Set problem:
Write out the listing below without alteration, omitting its pictures.

Task input:
--------------------
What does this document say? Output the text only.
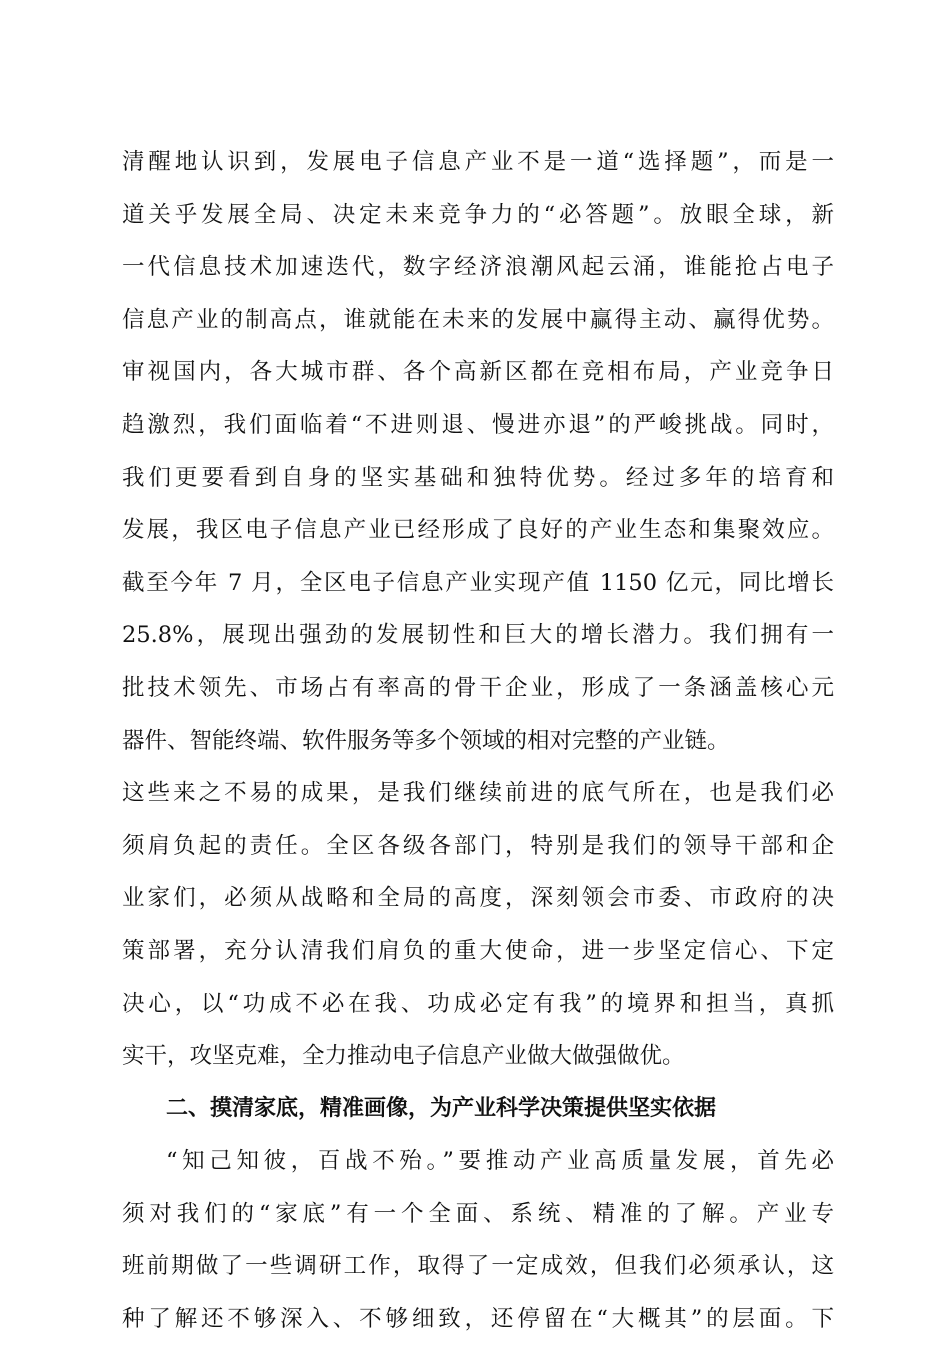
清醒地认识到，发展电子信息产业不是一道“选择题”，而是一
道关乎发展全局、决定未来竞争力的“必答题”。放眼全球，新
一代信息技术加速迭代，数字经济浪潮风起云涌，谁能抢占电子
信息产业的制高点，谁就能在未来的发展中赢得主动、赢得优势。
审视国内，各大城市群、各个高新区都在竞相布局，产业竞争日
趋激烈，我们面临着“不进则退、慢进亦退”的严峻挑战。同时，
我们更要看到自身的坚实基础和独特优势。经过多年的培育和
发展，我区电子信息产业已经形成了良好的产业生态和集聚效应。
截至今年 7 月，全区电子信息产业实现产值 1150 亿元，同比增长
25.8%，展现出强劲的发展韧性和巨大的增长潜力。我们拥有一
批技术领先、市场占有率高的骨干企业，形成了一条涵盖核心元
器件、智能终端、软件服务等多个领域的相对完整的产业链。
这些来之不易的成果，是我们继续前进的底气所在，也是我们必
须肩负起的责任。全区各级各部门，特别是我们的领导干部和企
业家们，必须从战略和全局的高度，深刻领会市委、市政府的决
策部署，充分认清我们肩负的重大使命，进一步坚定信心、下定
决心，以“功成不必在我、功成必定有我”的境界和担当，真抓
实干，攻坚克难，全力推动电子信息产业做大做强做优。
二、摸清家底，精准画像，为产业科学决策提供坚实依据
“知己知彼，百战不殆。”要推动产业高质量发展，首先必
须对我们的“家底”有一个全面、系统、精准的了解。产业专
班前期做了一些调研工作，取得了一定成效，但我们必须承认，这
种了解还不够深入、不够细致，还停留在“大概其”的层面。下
--------------------
Output of the task:
What does this document say? Output the text only.
清醒地认识到，发展电子信息产业不是一道“选择题”，而是一
道关乎发展全局、决定未来竞争力的“必答题”。放眼全球，新
一代信息技术加速迭代，数字经济浪潮风起云涌，谁能抢占电子
信息产业的制高点，谁就能在未来的发展中赢得主动、赢得优势。
审视国内，各大城市群、各个高新区都在竞相布局，产业竞争日
趋激烈，我们面临着“不进则退、慢进亦退”的严峻挑战。同时，
我们更要看到自身的坚实基础和独特优势。经过多年的培育和
发展，我区电子信息产业已经形成了良好的产业生态和集聚效应。
截至今年 7 月，全区电子信息产业实现产值 1150 亿元，同比增长
25.8%，展现出强劲的发展韧性和巨大的增长潜力。我们拥有一
批技术领先、市场占有率高的骨干企业，形成了一条涵盖核心元
器件、智能终端、软件服务等多个领域的相对完整的产业链。
这些来之不易的成果，是我们继续前进的底气所在，也是我们必
须肩负起的责任。全区各级各部门，特别是我们的领导干部和企
业家们，必须从战略和全局的高度，深刻领会市委、市政府的决
策部署，充分认清我们肩负的重大使命，进一步坚定信心、下定
决心，以“功成不必在我、功成必定有我”的境界和担当，真抓
实干，攻坚克难，全力推动电子信息产业做大做强做优。
二、摸清家底，精准画像，为产业科学决策提供坚实依据
“知己知彼，百战不殆。”要推动产业高质量发展，首先必
须对我们的“家底”有一个全面、系统、精准的了解。产业专
班前期做了一些调研工作，取得了一定成效，但我们必须承认，这
种了解还不够深入、不够细致，还停留在“大概其”的层面。下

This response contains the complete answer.